→ **TASK DIRECTIONS**: Repeat the whole listing below, word for word.

→ **STORED DATA**:
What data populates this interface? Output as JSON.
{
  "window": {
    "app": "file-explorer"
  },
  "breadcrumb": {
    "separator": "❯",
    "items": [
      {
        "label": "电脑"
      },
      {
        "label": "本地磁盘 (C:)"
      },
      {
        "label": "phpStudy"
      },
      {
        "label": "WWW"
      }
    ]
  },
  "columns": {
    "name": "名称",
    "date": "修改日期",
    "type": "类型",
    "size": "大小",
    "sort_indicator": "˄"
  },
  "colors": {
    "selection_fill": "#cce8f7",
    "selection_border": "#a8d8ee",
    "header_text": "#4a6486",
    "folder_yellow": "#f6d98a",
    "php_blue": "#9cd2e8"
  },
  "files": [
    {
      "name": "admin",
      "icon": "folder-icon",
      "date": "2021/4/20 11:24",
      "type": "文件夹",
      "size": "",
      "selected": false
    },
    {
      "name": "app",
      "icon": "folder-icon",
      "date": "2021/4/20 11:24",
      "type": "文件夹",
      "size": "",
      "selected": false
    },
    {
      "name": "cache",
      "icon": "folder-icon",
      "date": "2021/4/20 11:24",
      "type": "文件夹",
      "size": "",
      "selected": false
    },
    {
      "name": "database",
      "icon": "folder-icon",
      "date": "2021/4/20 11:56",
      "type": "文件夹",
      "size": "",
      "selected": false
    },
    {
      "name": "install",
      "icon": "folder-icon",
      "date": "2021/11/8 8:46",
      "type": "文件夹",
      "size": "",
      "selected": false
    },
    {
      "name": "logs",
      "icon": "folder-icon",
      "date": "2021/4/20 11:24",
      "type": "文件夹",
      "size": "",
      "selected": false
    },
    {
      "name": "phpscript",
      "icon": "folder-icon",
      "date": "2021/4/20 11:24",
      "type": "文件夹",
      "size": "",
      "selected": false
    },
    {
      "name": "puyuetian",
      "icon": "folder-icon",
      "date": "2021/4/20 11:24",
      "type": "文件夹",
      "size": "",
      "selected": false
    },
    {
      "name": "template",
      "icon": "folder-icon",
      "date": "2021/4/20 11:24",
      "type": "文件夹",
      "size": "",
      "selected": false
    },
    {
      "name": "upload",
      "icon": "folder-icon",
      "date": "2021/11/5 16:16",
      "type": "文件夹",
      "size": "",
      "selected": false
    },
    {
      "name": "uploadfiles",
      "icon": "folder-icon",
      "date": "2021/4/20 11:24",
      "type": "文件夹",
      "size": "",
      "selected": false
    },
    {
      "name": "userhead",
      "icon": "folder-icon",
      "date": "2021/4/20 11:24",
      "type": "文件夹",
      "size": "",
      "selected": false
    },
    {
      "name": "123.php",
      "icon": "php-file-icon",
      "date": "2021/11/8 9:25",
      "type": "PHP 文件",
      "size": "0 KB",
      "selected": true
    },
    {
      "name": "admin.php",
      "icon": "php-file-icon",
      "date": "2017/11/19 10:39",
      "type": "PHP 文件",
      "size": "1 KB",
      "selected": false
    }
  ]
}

→ **FINAL RESULT**:
What data populates this interface? Output as JSON.
{
  "window": {
    "app": "file-explorer"
  },
  "breadcrumb": {
    "separator": "❯",
    "items": [
      {
        "label": "电脑"
      },
      {
        "label": "本地磁盘 (C:)"
      },
      {
        "label": "phpStudy"
      },
      {
        "label": "WWW"
      }
    ]
  },
  "columns": {
    "name": "名称",
    "date": "修改日期",
    "type": "类型",
    "size": "大小",
    "sort_indicator": "˄"
  },
  "colors": {
    "selection_fill": "#cce8f7",
    "selection_border": "#a8d8ee",
    "header_text": "#4a6486",
    "folder_yellow": "#f6d98a",
    "php_blue": "#9cd2e8"
  },
  "files": [
    {
      "name": "admin",
      "icon": "folder-icon",
      "date": "2021/4/20 11:24",
      "type": "文件夹",
      "size": "",
      "selected": false
    },
    {
      "name": "app",
      "icon": "folder-icon",
      "date": "2021/4/20 11:24",
      "type": "文件夹",
      "size": "",
      "selected": false
    },
    {
      "name": "cache",
      "icon": "folder-icon",
      "date": "2021/4/20 11:24",
      "type": "文件夹",
      "size": "",
      "selected": false
    },
    {
      "name": "database",
      "icon": "folder-icon",
      "date": "2021/4/20 11:56",
      "type": "文件夹",
      "size": "",
      "selected": false
    },
    {
      "name": "install",
      "icon": "folder-icon",
      "date": "2021/11/8 8:46",
      "type": "文件夹",
      "size": "",
      "selected": false
    },
    {
      "name": "logs",
      "icon": "folder-icon",
      "date": "2021/4/20 11:24",
      "type": "文件夹",
      "size": "",
      "selected": false
    },
    {
      "name": "phpscript",
      "icon": "folder-icon",
      "date": "2021/4/20 11:24",
      "type": "文件夹",
      "size": "",
      "selected": false
    },
    {
      "name": "puyuetian",
      "icon": "folder-icon",
      "date": "2021/4/20 11:24",
      "type": "文件夹",
      "size": "",
      "selected": false
    },
    {
      "name": "template",
      "icon": "folder-icon",
      "date": "2021/4/20 11:24",
      "type": "文件夹",
      "size": "",
      "selected": false
    },
    {
      "name": "upload",
      "icon": "folder-icon",
      "date": "2021/11/5 16:16",
      "type": "文件夹",
      "size": "",
      "selected": false
    },
    {
      "name": "uploadfiles",
      "icon": "folder-icon",
      "date": "2021/4/20 11:24",
      "type": "文件夹",
      "size": "",
      "selected": false
    },
    {
      "name": "userhead",
      "icon": "folder-icon",
      "date": "2021/4/20 11:24",
      "type": "文件夹",
      "size": "",
      "selected": false
    },
    {
      "name": "123.php",
      "icon": "php-file-icon",
      "date": "2021/11/8 9:25",
      "type": "PHP 文件",
      "size": "0 KB",
      "selected": true
    },
    {
      "name": "admin.php",
      "icon": "php-file-icon",
      "date": "2017/11/19 10:39",
      "type": "PHP 文件",
      "size": "1 KB",
      "selected": false
    }
  ]
}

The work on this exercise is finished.